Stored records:
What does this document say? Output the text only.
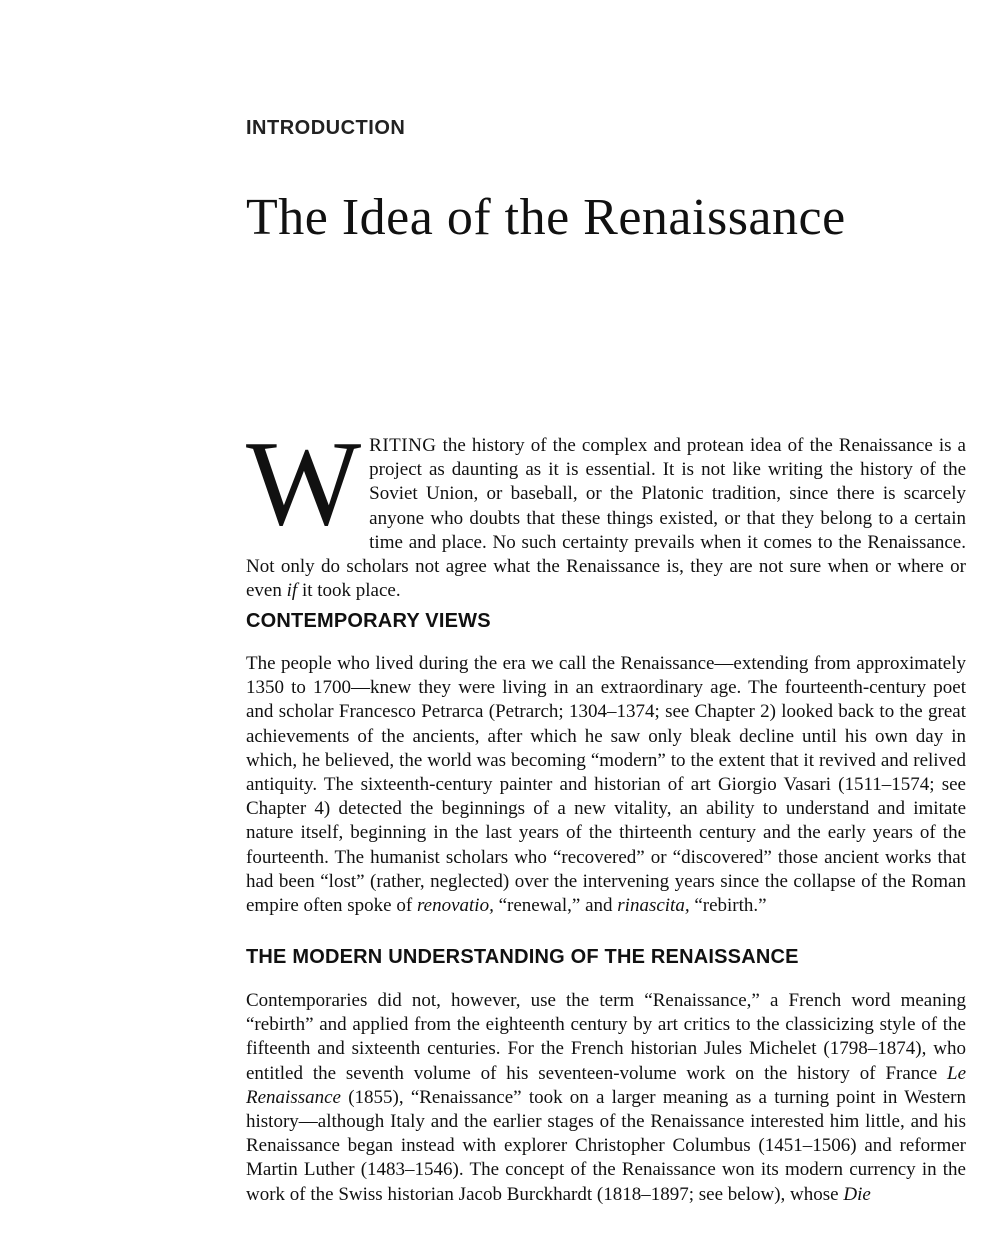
INTRODUCTION
The Idea of the Renaissance

WRITING the history of the complex and protean idea of the Renaissance is a project as daunting as it is essential. It is not like writing the history of the Soviet Union, or baseball, or the Platonic tradition, since there is scarcely anyone who doubts that these things existed, or that they belong to a certain time and place. No such certainty prevails when it comes to the Renaissance. Not only do scholars not agree what the Renaissance is, they are not sure when or where or even if it took place.

CONTEMPORARY VIEWS

The people who lived during the era we call the Renaissance—extending from approximately 1350 to 1700—knew they were living in an extraordinary age. The fourteenth-century poet and scholar Francesco Petrarca (Petrarch; 1304–1374; see Chapter 2) looked back to the great achievements of the ancients, after which he saw only bleak decline until his own day in which, he believed, the world was becoming “modern” to the extent that it revived and relived antiquity. The sixteenth-century painter and historian of art Giorgio Vasari (1511–1574; see Chapter 4) detected the beginnings of a new vitality, an ability to understand and imitate nature itself, beginning in the last years of the thirteenth century and the early years of the fourteenth. The humanist scholars who “recovered” or “discovered” those ancient works that had been “lost” (rather, neglected) over the intervening years since the collapse of the Roman empire often spoke of renovatio, “renewal,” and rinascita, “rebirth.”

THE MODERN UNDERSTANDING OF THE RENAISSANCE

Contemporaries did not, however, use the term “Renaissance,” a French word meaning “rebirth” and applied from the eighteenth century by art critics to the classicizing style of the fifteenth and sixteenth centuries. For the French historian Jules Michelet (1798–1874), who entitled the seventh volume of his seventeen-volume work on the history of France Le Renaissance (1855), “Renaissance” took on a larger meaning as a turning point in Western history—although Italy and the earlier stages of the Renaissance interested him little, and his Renaissance began instead with explorer Christopher Columbus (1451–1506) and reformer Martin Luther (1483–1546). The concept of the Renaissance won its modern currency in the work of the Swiss historian Jacob Burckhardt (1818–1897; see below), whose Die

Goal
Only lines with "scholars" are wanted here; list each of them.

Written answer
WRITING the history of the complex and protean idea of the Renaissance is a project as daunting as it is essential. It is not like writing the history of the Soviet Union, or baseball, or the Platonic tradition, since there is scarcely anyone who doubts that these things existed, or that they belong to a certain time and place. No such certainty prevails when it comes to the Renaissance. Not only do scholars not agree what the Renaissance is, they are not sure when or where or even if it took place.
The people who lived during the era we call the Renaissance—extending from approximately 1350 to 1700—knew they were living in an extraordinary age. The fourteenth-century poet and scholar Francesco Petrarca (Petrarch; 1304–1374; see Chapter 2) looked back to the great achievements of the ancients, after which he saw only bleak decline until his own day in which, he believed, the world was becoming “modern” to the extent that it revived and relived antiquity. The sixteenth-century painter and historian of art Giorgio Vasari (1511–1574; see Chapter 4) detected the beginnings of a new vitality, an ability to understand and imitate nature itself, beginning in the last years of the thirteenth century and the early years of the fourteenth. The humanist scholars who “recovered” or “discovered” those ancient works that had been “lost” (rather, neglected) over the intervening years since the collapse of the Roman empire often spoke of renovatio, “renewal,” and rinascita, “rebirth.”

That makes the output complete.